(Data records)
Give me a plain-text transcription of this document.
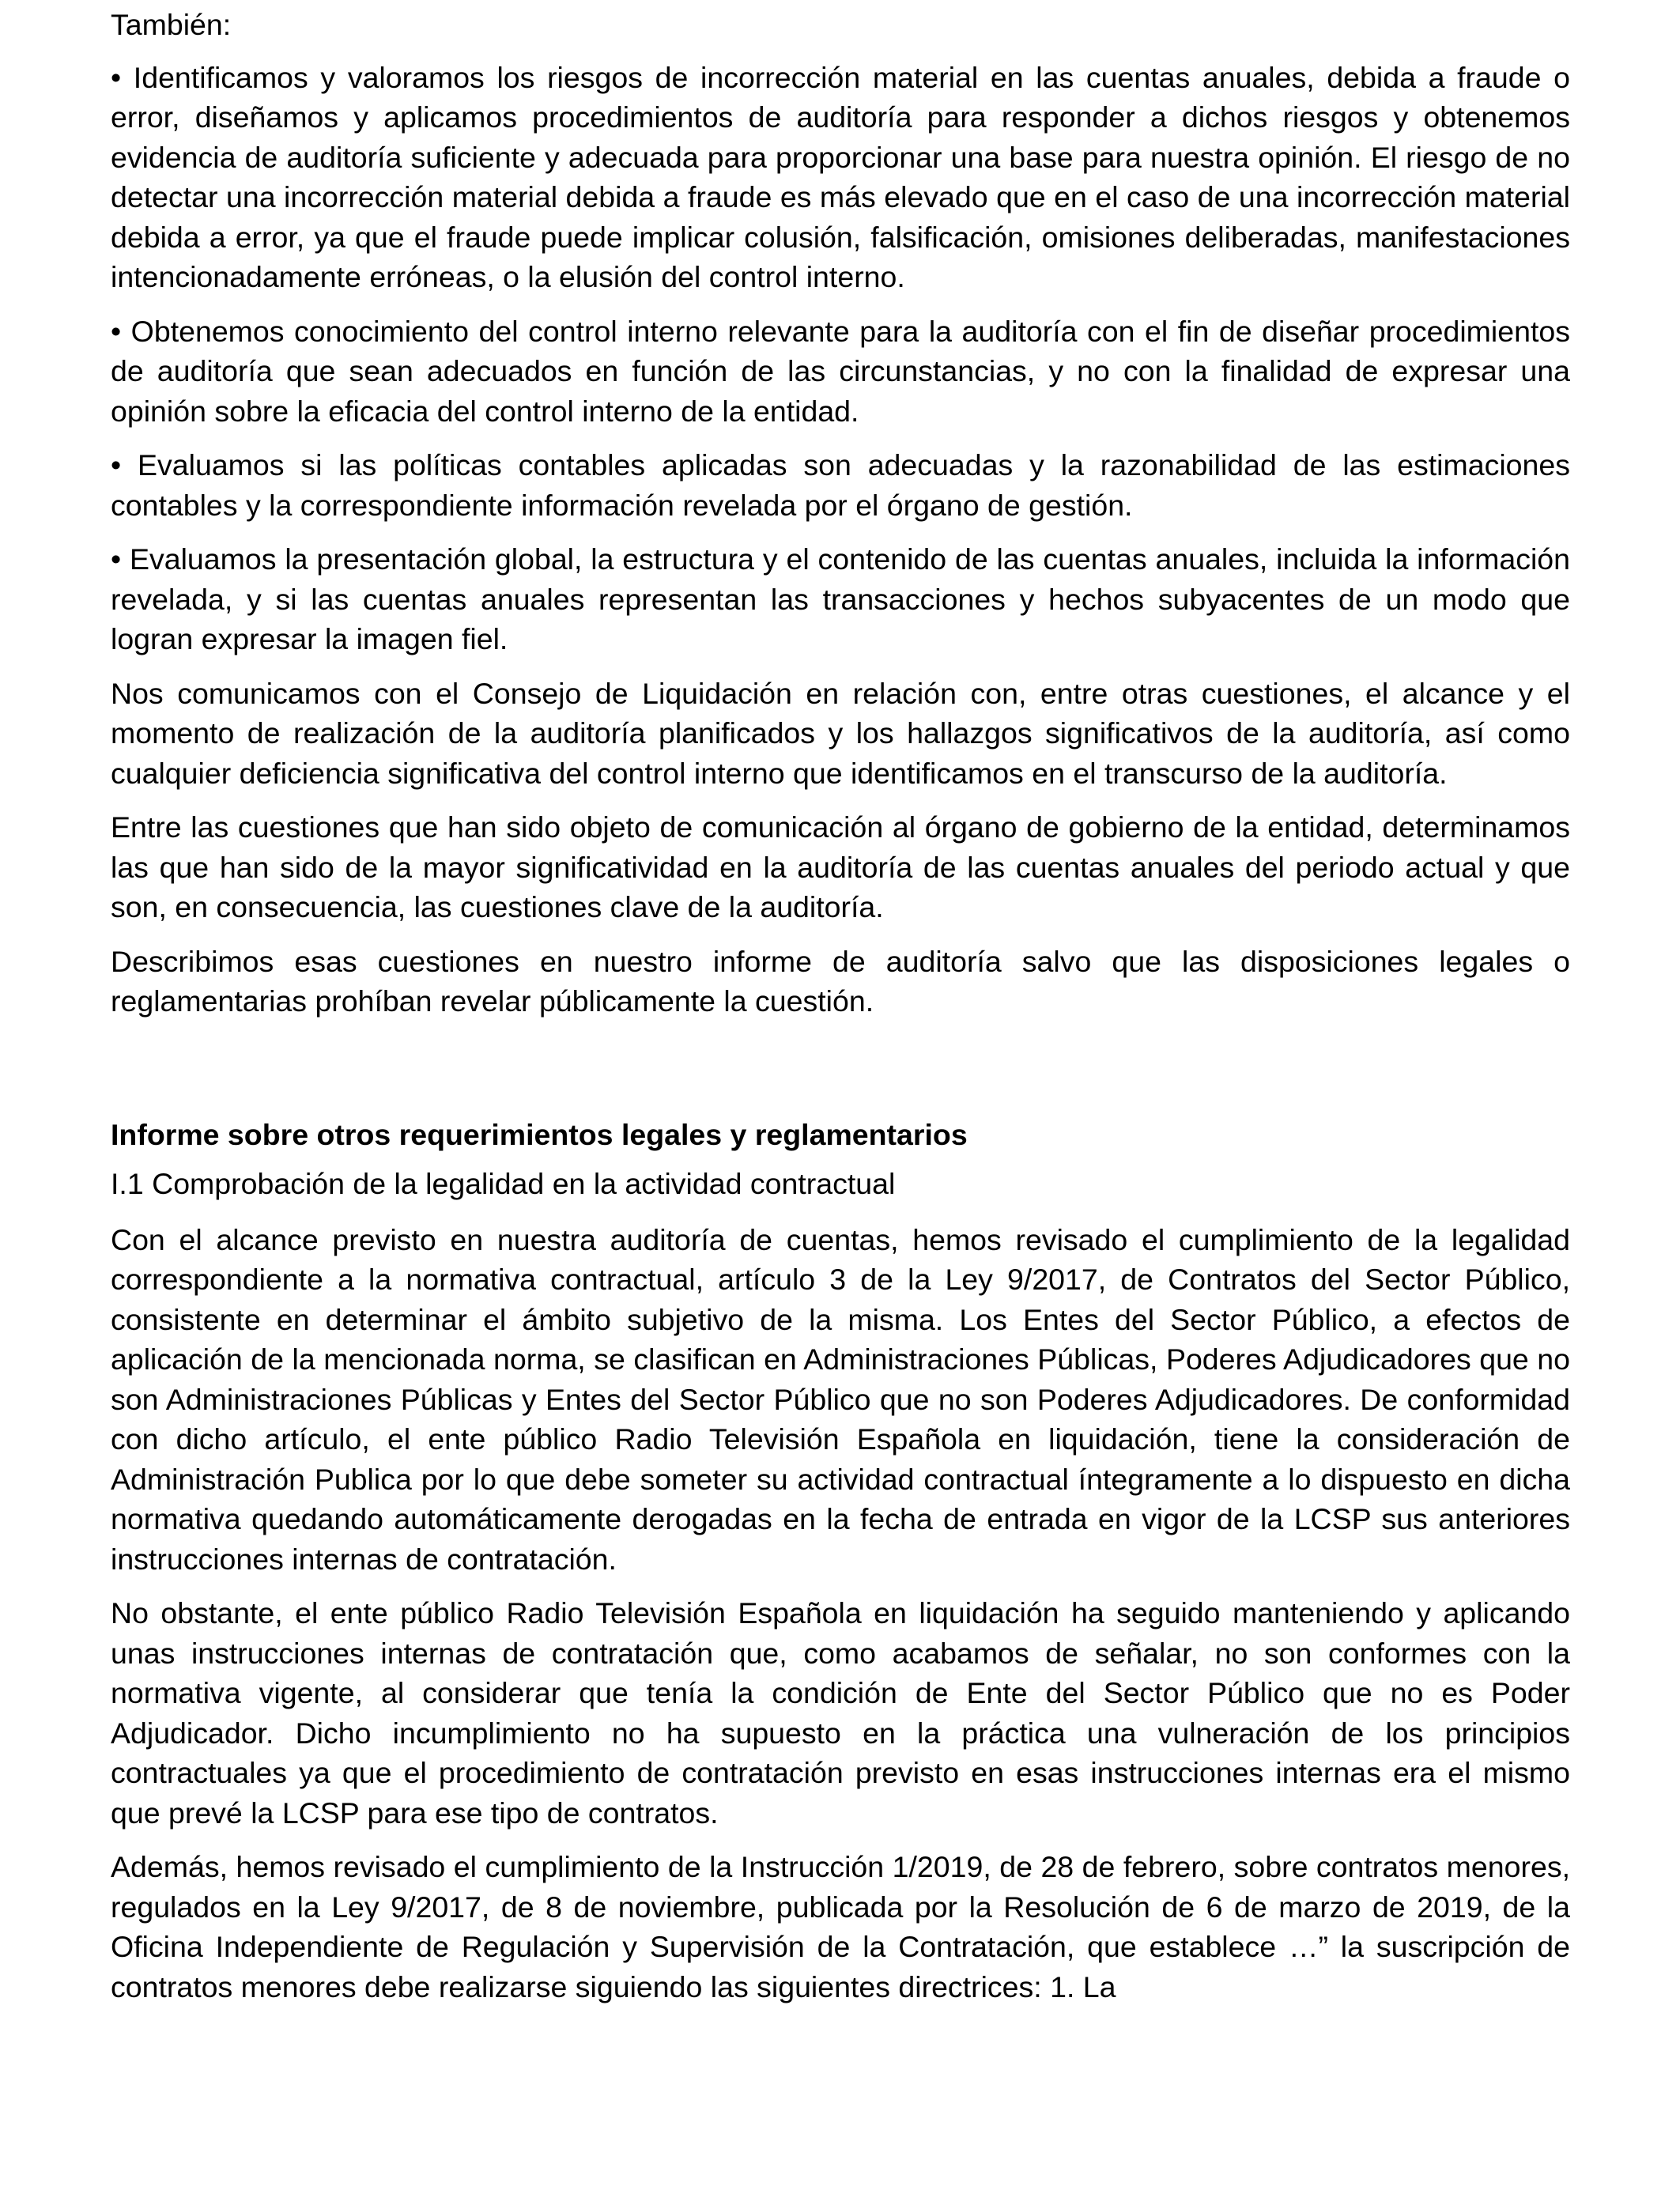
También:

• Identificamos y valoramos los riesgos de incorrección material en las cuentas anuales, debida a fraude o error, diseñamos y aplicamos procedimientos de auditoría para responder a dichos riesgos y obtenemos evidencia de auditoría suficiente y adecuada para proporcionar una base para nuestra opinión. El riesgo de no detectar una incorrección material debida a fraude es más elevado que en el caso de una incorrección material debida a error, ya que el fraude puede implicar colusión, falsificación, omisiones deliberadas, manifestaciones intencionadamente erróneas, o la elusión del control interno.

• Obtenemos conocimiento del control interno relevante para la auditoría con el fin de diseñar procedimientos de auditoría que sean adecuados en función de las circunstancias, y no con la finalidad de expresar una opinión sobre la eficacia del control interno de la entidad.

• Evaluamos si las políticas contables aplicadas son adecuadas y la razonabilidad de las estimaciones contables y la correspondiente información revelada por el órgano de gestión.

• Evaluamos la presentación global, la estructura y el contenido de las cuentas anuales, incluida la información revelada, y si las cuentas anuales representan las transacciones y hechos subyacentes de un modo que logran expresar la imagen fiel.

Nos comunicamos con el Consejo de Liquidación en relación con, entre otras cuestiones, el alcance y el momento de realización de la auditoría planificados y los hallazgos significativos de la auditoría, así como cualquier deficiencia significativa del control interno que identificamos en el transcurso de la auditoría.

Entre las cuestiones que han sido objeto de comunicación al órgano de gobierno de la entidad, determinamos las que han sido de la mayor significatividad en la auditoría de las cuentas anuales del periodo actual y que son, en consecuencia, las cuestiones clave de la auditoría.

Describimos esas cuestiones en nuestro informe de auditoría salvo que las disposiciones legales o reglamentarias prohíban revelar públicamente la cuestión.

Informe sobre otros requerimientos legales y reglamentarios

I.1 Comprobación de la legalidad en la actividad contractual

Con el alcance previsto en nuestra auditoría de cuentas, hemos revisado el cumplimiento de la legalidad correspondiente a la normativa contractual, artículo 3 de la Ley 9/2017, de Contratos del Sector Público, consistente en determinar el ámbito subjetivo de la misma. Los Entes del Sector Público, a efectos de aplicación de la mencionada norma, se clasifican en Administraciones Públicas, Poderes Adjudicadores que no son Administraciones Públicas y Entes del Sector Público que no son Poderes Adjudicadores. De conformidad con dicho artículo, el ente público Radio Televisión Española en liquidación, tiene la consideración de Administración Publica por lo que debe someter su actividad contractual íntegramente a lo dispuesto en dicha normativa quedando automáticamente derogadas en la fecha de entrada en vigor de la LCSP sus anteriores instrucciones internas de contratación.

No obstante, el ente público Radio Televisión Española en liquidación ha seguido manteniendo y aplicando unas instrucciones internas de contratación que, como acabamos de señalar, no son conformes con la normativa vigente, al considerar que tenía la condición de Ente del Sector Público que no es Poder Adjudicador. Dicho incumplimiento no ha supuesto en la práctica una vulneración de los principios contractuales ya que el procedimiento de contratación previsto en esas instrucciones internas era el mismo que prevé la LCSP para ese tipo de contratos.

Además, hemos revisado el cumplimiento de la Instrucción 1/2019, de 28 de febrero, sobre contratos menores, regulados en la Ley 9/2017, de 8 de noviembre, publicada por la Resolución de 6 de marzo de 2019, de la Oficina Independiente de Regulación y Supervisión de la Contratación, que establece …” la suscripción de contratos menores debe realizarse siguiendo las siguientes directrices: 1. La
---
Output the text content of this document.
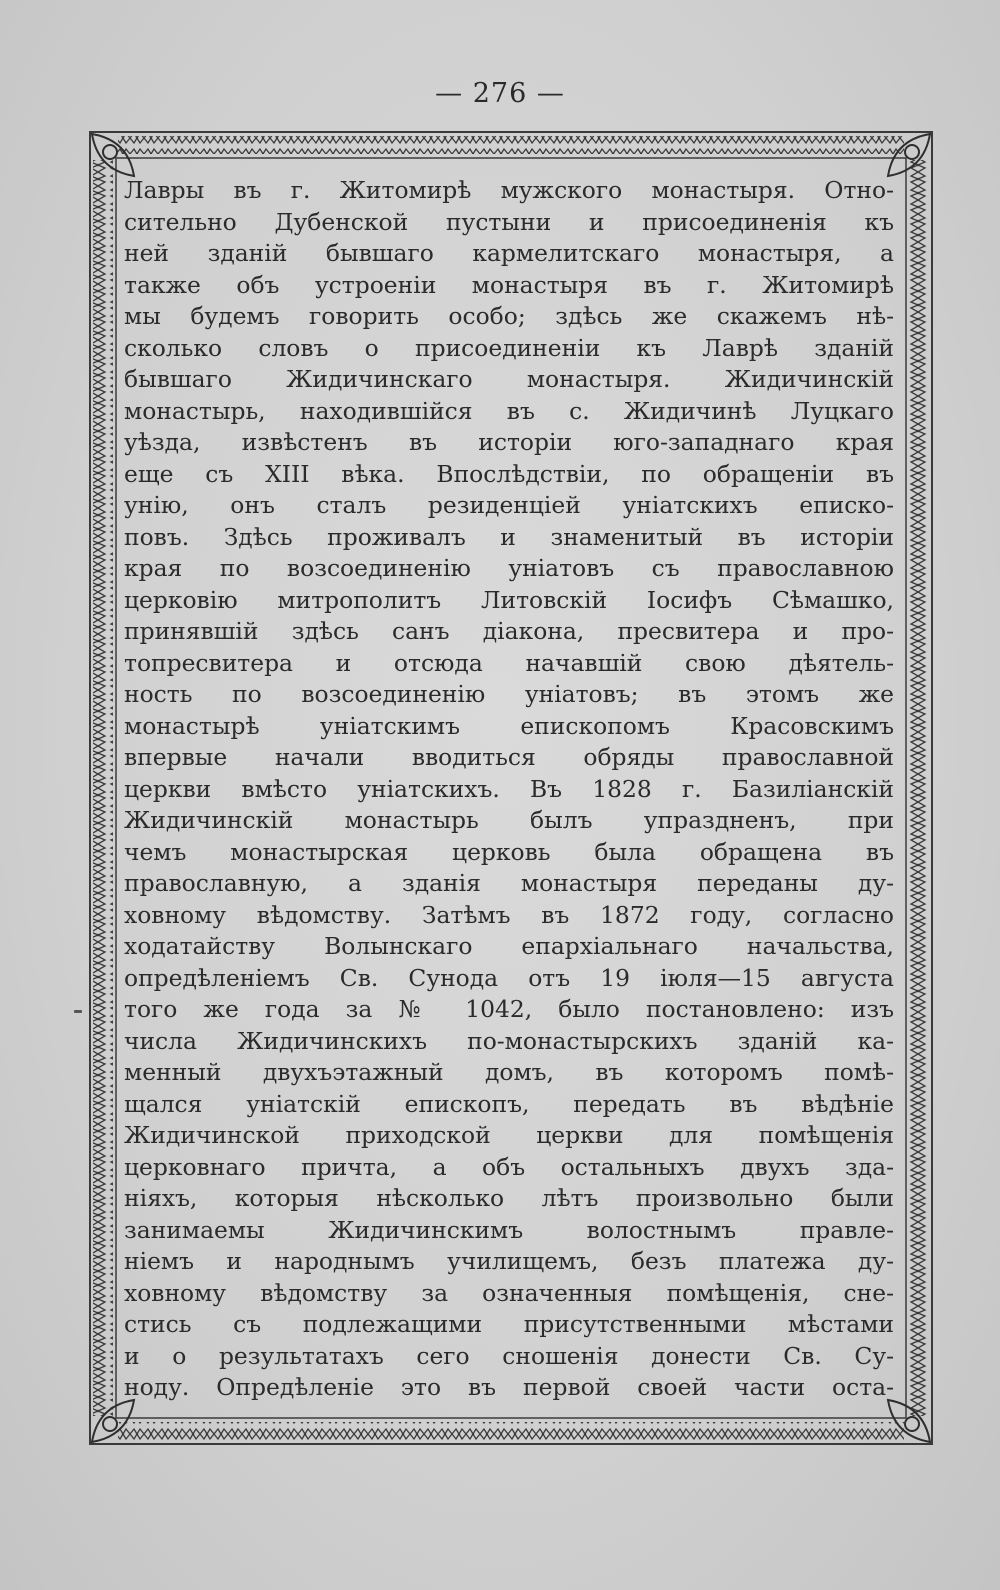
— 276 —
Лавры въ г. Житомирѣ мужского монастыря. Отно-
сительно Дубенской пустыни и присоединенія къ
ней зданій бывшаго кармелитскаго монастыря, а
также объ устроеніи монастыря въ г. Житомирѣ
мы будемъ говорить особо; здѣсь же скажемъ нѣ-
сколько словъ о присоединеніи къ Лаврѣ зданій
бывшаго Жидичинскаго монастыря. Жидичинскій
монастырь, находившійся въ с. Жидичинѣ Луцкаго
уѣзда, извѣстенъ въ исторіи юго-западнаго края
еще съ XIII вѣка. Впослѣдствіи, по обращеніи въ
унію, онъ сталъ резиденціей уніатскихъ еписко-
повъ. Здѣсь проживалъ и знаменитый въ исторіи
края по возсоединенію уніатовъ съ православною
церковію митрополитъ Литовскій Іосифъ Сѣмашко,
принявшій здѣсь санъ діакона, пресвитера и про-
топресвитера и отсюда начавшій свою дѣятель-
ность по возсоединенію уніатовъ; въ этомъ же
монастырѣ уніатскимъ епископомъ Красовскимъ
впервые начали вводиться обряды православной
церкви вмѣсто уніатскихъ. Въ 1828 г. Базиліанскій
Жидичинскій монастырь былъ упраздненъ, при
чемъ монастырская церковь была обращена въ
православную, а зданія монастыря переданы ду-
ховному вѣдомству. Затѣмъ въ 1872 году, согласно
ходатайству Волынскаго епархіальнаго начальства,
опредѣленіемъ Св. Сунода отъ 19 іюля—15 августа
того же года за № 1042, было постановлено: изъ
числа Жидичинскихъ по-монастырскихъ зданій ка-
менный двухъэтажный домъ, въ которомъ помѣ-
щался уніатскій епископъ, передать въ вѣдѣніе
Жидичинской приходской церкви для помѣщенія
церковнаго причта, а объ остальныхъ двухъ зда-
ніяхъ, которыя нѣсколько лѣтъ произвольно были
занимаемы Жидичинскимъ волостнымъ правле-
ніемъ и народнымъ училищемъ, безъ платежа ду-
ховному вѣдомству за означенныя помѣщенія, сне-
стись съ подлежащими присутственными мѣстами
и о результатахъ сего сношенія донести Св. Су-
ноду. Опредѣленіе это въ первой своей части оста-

> [OBJECTIVE]:
Wherever the string "revelada" appears in the entries above, list that line.

> [ANSWER IN FULL]:
• Evaluamos si las políticas contables aplicadas son adecuadas y la razonabilidad de las estimaciones contables y la correspondiente información revelada por el órgano de gestión.
• Evaluamos la presentación global, la estructura y el contenido de las cuentas anuales, incluida la información revelada, y si las cuentas anuales representan las transacciones y hechos subyacentes de un modo que logran expresar la imagen fiel.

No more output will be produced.